Job — Scan the records below. List lines holding "content".

Data lines —
· · · · ·

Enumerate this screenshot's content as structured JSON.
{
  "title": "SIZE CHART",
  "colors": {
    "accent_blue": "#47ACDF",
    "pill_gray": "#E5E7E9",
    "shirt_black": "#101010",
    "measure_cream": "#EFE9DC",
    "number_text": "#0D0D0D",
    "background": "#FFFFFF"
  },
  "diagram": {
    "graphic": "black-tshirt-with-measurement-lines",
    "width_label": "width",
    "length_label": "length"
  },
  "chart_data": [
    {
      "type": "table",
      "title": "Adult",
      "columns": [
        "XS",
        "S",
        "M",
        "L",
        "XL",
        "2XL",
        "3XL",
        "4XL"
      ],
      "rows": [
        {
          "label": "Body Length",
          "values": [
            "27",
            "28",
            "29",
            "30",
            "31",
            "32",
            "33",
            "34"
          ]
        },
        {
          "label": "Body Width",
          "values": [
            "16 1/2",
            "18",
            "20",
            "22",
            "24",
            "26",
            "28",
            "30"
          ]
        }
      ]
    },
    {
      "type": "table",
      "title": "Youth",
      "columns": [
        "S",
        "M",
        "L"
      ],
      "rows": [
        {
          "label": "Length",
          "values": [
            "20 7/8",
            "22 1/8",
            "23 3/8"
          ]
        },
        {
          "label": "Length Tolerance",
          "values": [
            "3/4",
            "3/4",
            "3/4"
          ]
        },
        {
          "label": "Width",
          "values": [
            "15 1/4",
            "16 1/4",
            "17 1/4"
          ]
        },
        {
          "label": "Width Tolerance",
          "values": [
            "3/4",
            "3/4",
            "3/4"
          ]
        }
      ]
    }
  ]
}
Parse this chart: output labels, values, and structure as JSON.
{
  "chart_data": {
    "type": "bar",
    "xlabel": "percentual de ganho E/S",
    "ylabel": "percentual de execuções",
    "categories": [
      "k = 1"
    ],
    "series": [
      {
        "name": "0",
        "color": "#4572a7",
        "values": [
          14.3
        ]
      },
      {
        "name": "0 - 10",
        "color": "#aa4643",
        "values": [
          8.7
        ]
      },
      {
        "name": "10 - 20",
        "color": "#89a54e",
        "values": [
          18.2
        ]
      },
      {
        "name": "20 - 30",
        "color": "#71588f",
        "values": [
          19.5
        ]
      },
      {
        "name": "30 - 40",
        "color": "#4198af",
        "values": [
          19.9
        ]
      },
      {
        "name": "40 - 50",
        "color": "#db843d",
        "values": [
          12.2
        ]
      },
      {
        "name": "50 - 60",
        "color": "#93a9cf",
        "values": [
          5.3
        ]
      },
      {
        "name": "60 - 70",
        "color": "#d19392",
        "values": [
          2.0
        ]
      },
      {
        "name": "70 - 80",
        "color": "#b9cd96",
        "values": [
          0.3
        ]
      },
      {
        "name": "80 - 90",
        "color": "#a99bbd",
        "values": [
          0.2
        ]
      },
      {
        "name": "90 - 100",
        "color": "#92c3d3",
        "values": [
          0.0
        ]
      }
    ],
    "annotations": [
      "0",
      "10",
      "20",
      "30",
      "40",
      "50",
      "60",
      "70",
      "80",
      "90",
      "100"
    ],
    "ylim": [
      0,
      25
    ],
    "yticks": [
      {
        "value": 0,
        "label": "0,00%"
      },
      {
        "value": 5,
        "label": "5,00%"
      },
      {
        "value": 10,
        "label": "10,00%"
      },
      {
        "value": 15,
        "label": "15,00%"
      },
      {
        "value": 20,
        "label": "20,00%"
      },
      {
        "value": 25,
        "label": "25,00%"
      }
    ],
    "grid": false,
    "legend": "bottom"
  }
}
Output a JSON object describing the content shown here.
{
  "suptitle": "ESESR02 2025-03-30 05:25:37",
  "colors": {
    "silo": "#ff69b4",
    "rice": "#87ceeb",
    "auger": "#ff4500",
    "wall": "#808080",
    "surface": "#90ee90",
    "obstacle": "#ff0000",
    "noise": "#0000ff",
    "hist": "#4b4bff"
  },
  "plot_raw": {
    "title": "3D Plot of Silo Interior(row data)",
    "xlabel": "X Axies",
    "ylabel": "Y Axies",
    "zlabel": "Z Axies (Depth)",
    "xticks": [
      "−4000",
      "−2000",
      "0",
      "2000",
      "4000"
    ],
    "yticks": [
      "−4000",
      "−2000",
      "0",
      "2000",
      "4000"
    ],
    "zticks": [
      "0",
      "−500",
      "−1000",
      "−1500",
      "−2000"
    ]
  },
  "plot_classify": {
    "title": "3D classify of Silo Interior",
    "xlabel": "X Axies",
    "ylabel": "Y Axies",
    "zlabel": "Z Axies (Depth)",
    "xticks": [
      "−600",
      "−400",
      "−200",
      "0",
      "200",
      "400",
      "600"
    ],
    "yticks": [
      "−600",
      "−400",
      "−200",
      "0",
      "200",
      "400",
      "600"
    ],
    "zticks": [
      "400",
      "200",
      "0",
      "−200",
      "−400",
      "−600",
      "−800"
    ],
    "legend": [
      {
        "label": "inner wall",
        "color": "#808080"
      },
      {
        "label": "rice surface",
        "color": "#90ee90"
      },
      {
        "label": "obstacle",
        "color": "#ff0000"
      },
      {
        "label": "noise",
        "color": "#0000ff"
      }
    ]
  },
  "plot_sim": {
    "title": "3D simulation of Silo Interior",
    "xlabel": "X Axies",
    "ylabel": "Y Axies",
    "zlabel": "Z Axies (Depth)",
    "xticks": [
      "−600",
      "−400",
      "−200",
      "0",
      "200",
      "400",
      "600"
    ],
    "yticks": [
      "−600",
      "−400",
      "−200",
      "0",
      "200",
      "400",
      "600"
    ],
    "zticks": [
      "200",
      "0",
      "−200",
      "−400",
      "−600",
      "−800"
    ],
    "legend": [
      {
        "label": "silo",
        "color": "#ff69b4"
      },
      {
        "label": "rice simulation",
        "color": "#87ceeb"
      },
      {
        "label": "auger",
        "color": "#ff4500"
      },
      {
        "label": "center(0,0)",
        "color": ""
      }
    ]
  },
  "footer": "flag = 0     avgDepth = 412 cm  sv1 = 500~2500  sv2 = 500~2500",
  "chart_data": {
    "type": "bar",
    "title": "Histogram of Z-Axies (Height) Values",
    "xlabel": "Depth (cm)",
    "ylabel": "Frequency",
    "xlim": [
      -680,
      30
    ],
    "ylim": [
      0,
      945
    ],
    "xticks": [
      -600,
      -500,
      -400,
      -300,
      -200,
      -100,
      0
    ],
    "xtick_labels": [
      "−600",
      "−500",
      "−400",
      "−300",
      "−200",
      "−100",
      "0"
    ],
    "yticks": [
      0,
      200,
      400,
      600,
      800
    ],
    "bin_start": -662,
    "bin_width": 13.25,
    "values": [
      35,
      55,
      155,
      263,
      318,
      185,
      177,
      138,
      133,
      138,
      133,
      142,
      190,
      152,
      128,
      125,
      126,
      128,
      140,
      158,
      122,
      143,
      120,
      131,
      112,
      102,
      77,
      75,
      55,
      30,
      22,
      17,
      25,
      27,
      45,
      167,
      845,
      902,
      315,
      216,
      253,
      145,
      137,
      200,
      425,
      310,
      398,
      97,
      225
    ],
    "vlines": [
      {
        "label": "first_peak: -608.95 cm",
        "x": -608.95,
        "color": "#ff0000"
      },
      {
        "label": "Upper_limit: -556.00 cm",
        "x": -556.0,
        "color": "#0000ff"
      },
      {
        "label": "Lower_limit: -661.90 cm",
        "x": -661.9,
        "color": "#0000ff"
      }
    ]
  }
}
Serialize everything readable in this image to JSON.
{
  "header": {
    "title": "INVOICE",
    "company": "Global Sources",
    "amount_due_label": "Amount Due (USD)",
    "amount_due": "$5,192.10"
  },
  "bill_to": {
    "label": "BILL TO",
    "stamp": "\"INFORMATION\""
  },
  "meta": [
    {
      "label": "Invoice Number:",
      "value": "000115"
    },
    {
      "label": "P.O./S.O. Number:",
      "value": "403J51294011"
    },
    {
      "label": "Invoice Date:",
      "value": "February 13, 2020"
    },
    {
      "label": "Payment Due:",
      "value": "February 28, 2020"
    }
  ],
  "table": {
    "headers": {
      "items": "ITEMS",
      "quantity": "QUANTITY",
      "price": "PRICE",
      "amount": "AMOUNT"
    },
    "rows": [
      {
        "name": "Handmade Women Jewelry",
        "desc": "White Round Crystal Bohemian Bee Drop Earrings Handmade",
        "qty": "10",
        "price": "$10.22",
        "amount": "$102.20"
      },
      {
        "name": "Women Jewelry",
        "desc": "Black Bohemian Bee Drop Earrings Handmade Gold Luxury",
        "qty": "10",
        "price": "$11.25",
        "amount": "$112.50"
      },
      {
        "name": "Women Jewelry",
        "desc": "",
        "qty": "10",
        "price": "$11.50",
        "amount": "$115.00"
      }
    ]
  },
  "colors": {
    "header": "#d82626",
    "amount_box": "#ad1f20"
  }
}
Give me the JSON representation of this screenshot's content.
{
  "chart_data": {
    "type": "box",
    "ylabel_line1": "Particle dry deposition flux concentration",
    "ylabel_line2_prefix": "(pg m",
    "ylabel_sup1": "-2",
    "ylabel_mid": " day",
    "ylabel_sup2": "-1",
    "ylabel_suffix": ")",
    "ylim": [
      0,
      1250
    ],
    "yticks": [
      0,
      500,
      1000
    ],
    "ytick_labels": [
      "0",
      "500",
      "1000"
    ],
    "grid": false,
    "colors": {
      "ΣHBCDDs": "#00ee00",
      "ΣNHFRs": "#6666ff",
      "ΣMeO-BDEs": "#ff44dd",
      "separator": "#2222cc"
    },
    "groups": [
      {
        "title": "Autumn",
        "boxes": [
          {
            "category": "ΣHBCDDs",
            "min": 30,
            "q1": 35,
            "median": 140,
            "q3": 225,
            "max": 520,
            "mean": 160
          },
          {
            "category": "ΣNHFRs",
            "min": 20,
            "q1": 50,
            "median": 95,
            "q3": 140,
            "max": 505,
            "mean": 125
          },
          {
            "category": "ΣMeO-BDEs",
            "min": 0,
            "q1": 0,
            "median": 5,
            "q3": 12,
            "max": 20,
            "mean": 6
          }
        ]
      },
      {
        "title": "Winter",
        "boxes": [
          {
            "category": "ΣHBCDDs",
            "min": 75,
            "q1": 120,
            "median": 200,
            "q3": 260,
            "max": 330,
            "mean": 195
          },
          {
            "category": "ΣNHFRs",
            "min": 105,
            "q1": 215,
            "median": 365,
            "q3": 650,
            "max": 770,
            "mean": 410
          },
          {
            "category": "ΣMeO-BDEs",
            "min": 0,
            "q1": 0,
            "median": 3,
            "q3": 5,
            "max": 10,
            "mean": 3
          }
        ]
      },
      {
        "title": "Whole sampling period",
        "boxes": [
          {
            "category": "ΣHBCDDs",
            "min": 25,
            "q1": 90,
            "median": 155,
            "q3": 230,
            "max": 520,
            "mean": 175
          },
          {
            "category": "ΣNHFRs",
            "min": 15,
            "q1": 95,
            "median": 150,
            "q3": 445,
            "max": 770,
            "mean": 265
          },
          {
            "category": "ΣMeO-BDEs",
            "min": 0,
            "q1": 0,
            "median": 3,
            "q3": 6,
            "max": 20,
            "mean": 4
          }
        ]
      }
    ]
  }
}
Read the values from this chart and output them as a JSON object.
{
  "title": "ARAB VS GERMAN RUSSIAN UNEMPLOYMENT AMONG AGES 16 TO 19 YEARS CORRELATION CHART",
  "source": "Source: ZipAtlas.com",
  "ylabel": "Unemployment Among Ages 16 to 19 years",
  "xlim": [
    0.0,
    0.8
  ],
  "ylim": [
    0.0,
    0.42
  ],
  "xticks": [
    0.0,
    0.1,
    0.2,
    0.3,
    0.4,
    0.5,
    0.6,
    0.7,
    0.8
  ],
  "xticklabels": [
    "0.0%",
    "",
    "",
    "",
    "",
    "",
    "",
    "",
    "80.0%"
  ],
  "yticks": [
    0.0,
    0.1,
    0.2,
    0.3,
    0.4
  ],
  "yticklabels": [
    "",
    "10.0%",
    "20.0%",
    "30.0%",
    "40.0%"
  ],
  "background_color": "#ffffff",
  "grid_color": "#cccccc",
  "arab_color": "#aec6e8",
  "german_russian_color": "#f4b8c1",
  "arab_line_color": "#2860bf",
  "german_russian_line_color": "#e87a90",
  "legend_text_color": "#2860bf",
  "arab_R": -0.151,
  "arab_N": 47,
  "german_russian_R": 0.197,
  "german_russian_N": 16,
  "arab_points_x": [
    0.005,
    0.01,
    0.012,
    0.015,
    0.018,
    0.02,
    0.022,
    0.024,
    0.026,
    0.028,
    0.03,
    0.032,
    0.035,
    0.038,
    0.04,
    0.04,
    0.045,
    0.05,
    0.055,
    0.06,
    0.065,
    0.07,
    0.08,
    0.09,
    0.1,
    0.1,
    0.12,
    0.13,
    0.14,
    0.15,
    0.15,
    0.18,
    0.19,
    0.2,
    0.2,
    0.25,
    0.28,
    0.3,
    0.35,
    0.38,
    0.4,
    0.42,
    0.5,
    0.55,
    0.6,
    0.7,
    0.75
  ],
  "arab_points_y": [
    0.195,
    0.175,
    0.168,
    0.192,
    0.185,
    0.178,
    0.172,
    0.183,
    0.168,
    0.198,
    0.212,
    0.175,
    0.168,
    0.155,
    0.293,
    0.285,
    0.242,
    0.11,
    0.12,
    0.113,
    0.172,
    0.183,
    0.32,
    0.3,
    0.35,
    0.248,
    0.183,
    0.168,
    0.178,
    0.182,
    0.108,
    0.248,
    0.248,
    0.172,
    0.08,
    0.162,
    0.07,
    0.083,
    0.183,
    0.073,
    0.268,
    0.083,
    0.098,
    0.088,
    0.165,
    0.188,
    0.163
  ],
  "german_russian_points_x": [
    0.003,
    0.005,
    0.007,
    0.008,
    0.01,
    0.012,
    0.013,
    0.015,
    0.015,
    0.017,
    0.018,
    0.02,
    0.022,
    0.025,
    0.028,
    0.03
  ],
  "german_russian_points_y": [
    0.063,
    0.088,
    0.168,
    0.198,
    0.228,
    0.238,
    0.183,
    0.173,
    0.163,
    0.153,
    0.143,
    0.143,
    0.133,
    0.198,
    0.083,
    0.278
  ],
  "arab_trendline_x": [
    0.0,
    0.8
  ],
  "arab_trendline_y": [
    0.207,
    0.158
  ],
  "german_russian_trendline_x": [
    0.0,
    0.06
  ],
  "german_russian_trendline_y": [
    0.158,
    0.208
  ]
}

· · · · ·

Exercise response —
Enumerate this screenshot's content as structured JSON.
Output a JSON object describing the content shown here.
Give me the JSON representation of this screenshot's content.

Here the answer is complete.